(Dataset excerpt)
##############################
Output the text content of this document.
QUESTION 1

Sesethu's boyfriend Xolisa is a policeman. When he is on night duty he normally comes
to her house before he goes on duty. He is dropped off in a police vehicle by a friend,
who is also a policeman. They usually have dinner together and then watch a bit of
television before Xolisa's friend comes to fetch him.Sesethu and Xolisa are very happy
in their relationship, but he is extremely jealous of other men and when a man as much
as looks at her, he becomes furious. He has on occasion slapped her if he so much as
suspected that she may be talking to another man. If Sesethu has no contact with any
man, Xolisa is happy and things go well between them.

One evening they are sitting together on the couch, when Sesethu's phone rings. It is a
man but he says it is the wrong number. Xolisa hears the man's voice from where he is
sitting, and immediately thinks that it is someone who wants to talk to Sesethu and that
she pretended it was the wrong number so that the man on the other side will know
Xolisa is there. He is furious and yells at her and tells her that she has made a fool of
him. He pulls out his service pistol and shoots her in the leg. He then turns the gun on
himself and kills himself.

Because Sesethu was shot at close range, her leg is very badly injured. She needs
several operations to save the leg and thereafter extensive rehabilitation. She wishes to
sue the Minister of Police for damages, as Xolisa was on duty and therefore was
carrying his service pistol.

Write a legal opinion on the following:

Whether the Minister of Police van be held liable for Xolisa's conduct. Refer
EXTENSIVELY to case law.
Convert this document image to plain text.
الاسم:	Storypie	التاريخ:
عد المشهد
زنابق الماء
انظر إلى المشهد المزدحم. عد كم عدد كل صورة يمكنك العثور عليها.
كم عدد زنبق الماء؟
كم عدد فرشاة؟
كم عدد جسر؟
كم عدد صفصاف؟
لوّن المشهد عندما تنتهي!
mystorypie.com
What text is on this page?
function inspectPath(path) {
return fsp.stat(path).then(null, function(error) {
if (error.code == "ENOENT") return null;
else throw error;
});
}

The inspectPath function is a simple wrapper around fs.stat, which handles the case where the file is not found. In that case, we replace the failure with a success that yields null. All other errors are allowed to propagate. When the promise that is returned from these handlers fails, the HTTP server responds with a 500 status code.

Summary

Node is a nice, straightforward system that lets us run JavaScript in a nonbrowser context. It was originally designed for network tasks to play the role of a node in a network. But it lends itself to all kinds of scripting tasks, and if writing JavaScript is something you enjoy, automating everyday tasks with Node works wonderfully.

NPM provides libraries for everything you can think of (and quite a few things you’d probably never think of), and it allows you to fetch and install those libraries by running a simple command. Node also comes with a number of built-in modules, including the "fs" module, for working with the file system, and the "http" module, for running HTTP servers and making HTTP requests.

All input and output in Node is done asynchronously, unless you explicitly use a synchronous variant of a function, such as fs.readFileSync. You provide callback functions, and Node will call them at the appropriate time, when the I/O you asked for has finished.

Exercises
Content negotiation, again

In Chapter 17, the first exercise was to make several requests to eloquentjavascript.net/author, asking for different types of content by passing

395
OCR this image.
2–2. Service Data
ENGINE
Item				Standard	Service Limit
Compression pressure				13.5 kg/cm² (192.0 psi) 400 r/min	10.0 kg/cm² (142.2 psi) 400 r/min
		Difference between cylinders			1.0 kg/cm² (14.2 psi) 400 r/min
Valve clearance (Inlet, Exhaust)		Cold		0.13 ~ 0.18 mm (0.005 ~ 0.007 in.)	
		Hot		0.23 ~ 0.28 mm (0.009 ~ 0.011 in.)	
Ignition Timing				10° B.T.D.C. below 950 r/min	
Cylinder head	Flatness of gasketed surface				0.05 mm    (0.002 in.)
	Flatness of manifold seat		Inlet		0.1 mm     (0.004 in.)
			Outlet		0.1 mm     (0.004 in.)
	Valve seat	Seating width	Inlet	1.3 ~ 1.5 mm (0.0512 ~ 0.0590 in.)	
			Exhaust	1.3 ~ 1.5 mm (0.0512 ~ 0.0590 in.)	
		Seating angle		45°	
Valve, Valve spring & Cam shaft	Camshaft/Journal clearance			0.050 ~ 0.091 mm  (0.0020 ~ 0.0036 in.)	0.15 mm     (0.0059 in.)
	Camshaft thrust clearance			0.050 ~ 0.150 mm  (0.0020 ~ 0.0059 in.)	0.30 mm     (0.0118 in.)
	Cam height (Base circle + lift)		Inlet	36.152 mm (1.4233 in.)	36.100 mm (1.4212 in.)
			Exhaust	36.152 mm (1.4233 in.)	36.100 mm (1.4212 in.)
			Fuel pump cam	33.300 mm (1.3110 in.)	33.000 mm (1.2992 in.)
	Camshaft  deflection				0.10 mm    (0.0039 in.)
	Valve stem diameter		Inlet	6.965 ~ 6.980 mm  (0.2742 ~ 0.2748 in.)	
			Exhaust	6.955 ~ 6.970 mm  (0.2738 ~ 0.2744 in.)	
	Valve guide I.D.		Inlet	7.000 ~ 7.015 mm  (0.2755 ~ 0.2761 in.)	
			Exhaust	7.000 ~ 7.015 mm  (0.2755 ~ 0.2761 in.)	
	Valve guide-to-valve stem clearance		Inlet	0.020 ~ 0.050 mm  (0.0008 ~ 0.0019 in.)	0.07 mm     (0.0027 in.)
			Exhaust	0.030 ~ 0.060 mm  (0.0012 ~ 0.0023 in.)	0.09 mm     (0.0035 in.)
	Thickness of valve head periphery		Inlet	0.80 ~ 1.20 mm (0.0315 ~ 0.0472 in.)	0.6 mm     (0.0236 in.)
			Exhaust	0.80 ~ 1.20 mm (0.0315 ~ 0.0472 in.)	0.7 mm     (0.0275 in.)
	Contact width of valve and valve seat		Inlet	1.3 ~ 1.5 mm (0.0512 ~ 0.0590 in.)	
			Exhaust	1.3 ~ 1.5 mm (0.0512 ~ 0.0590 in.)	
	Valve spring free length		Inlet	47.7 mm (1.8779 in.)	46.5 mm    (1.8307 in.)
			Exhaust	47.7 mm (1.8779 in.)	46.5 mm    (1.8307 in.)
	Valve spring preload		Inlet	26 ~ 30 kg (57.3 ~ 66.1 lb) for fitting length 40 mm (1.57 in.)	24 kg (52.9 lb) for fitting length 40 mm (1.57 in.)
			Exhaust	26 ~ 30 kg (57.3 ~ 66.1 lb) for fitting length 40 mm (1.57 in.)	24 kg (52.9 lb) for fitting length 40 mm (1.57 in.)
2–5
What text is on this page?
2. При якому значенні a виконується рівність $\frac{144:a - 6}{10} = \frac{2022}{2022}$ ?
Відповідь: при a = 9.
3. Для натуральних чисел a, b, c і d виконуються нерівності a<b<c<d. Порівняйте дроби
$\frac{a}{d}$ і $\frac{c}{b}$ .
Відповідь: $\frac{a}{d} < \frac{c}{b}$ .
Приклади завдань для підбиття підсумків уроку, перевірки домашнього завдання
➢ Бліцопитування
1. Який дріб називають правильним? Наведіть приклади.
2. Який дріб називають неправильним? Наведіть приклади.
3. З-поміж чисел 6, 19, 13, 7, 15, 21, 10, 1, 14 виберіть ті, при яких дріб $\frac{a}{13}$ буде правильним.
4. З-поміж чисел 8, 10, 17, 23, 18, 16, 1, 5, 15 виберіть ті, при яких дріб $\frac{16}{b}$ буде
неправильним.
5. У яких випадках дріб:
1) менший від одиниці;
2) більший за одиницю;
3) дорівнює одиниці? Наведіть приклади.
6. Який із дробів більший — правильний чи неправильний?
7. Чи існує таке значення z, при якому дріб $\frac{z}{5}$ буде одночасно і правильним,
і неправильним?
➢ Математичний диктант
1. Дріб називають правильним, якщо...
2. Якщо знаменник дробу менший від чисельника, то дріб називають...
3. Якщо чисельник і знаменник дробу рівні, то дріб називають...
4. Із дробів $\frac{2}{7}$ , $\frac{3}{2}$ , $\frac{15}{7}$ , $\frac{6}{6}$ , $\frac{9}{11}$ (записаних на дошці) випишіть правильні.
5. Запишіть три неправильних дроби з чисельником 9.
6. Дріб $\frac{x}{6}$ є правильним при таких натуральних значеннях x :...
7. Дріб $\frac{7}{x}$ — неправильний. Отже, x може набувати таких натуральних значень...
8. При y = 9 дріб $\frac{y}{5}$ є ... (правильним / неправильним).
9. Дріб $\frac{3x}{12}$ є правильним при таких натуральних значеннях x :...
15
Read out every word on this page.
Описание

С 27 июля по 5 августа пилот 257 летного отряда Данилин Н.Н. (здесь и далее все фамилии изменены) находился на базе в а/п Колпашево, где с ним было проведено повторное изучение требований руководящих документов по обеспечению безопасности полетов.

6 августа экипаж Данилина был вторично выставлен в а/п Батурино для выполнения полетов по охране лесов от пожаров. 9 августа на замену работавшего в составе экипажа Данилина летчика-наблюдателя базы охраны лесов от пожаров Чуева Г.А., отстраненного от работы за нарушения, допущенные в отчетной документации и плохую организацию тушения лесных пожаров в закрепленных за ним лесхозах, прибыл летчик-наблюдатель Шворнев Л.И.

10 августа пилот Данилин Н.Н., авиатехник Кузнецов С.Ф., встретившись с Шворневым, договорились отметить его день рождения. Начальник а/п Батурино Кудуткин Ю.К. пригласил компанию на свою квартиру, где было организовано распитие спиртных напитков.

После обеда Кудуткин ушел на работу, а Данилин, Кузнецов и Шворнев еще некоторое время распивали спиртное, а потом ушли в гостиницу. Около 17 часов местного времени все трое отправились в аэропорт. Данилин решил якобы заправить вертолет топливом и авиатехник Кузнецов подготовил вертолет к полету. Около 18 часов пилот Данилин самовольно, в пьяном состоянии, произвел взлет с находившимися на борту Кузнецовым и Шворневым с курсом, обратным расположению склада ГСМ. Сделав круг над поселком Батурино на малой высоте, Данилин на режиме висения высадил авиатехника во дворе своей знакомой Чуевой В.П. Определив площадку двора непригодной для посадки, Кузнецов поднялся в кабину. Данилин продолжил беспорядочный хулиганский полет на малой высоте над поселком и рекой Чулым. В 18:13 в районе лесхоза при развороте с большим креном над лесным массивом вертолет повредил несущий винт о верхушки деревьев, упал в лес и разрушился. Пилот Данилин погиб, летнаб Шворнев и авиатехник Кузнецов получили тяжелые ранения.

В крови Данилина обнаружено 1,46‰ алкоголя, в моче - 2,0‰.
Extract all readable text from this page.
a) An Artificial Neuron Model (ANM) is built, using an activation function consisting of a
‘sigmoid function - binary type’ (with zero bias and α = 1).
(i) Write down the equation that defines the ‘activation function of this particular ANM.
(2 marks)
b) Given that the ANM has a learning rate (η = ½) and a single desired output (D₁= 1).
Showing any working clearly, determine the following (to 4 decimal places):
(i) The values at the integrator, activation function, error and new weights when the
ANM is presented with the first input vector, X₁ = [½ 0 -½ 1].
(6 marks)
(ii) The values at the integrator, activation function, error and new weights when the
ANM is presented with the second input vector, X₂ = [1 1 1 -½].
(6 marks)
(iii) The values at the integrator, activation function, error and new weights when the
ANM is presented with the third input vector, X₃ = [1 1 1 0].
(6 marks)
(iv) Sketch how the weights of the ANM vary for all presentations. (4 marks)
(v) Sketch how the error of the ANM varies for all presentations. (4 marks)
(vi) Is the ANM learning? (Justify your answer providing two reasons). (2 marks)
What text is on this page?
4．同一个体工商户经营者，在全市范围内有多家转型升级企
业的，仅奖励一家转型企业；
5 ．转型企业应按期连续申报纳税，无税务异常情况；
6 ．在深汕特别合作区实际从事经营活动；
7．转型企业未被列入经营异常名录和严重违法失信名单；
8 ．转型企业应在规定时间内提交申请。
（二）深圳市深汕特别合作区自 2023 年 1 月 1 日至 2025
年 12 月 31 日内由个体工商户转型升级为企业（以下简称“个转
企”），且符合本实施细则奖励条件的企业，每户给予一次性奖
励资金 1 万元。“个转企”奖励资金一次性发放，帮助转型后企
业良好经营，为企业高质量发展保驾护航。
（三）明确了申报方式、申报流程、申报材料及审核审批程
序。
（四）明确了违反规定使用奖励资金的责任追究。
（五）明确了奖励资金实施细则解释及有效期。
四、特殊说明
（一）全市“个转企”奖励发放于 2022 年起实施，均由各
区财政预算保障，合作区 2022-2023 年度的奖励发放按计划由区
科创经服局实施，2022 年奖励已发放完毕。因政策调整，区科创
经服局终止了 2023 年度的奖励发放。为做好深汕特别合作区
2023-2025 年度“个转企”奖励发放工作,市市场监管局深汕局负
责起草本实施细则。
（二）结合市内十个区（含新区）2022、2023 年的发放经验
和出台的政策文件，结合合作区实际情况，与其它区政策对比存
##############################
- Exercise instructions:
Look through the records and gather each line with the word "неправильний".

- Result:
6. Який із дробів більший — правильний чи неправильний?
7. Дріб $\frac{7}{x}$ — неправильний. Отже, x може набувати таких натуральних значень...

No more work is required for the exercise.